**** DATA TO PROCESS

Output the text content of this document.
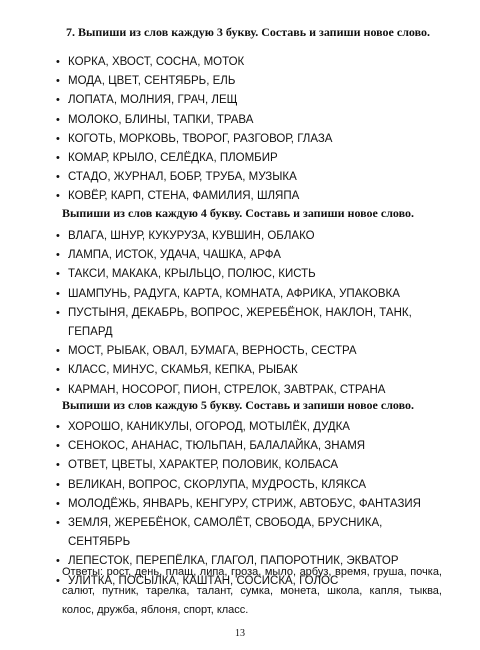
7. Выпиши из слов каждую 3 букву. Составь и запиши новое слово.
• КОРКА, ХВОСТ, СОСНА, МОТОК
• МОДА, ЦВЕТ, СЕНТЯБРЬ, ЕЛЬ
• ЛОПАТА, МОЛНИЯ, ГРАЧ, ЛЕЩ
• МОЛОКО, БЛИНЫ, ТАПКИ, ТРАВА
• КОГОТЬ, МОРКОВЬ, ТВОРОГ, РАЗГОВОР, ГЛАЗА
• КОМАР, КРЫЛО, СЕЛЁДКА, ПЛОМБИР
• СТАДО, ЖУРНАЛ, БОБР, ТРУБА, МУЗЫКА
• КОВЁР, КАРП, СТЕНА, ФАМИЛИЯ, ШЛЯПА
Выпиши из слов каждую 4 букву. Составь и запиши новое слово.
• ВЛАГА, ШНУР, КУКУРУЗА, КУВШИН, ОБЛАКО
• ЛАМПА, ИСТОК, УДАЧА, ЧАШКА, АРФА
• ТАКСИ, МАКАКА, КРЫЛЬЦО, ПОЛЮС, КИСТЬ
• ШАМПУНЬ, РАДУГА, КАРТА, КОМНАТА, АФРИКА, УПАКОВКА
• ПУСТЫНЯ, ДЕКАБРЬ, ВОПРОС, ЖЕРЕБЁНОК, НАКЛОН, ТАНК,
ГЕПАРД
• МОСТ, РЫБАК, ОВАЛ, БУМАГА, ВЕРНОСТЬ, СЕСТРА
• КЛАСС, МИНУС, СКАМЬЯ, КЕПКА, РЫБАК
• КАРМАН, НОСОРОГ, ПИОН, СТРЕЛОК, ЗАВТРАК, СТРАНА
Выпиши из слов каждую 5 букву. Составь и запиши новое слово.
• ХОРОШО, КАНИКУЛЫ, ОГОРОД, МОТЫЛЁК, ДУДКА
• СЕНОКОС, АНАНАС, ТЮЛЬПАН, БАЛАЛАЙКА, ЗНАМЯ
• ОТВЕТ, ЦВЕТЫ, ХАРАКТЕР, ПОЛОВИК, КОЛБАСА
• ВЕЛИКАН, ВОПРОС, СКОРЛУПА, МУДРОСТЬ, КЛЯКСА
• МОЛОДЁЖЬ, ЯНВАРЬ, КЕНГУРУ, СТРИЖ, АВТОБУС, ФАНТАЗИЯ
• ЗЕМЛЯ, ЖЕРЕБЁНОК, САМОЛЁТ, СВОБОДА, БРУСНИКА,
СЕНТЯБРЬ
• ЛЕПЕСТОК, ПЕРЕПЁЛКА, ГЛАГОЛ, ПАПОРОТНИК, ЭКВАТОР
• УЛИТКА, ПОСЫЛКА, КАШТАН, СОСИСКА, ГОЛОС
Ответы: рост, день, плащ, липа, гроза, мыло, арбуз, время, груша, почка, салют, путник, тарелка, талант, сумка, монета, школа, капля, тыква, колос, дружба, яблоня, спорт, класс.
13
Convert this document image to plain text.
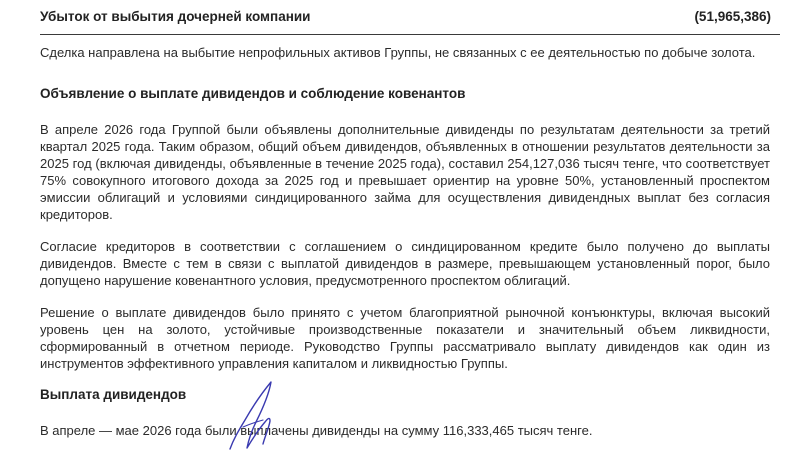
Убыток от выбытия дочерней компании	(51,965,386)

Сделка направлена на выбытие непрофильных активов Группы, не связанных с ее деятельностью по добыче золота.

Объявление о выплате дивидендов и соблюдение ковенантов

В апреле 2026 года Группой были объявлены дополнительные дивиденды по результатам деятельности за третий квартал 2025 года. Таким образом, общий объем дивидендов, объявленных в отношении результатов деятельности за 2025 год (включая дивиденды, объявленные в течение 2025 года), составил 254,127,036 тысяч тенге, что соответствует 75% совокупного итогового дохода за 2025 год и превышает ориентир на уровне 50%, установленный проспектом эмиссии облигаций и условиями синдицированного займа для осуществления дивидендных выплат без согласия кредиторов.

Согласие кредиторов в соответствии с соглашением о синдицированном кредите было получено до выплаты дивидендов. Вместе с тем в связи с выплатой дивидендов в размере, превышающем установленный порог, было допущено нарушение ковенантного условия, предусмотренного проспектом облигаций.

Решение о выплате дивидендов было принято с учетом благоприятной рыночной конъюнктуры, включая высокий уровень цен на золото, устойчивые производственные показатели и значительный объем ликвидности, сформированный в отчетном периоде. Руководство Группы рассматривало выплату дивидендов как один из инструментов эффективного управления капиталом и ликвидностью Группы.

Выплата дивидендов

В апреле — мае 2026 года были выплачены дивиденды на сумму 116,333,465 тысяч тенге.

********

• _TASK STATEMENT_: From the material above, gather all lines that include the string "букву" and copy them.

• _COMPLETE RESPONSE_:
7. Выпиши из слов каждую 3 букву. Составь и запиши новое слово.
Выпиши из слов каждую 4 букву. Составь и запиши новое слово.
Выпиши из слов каждую 5 букву. Составь и запиши новое слово.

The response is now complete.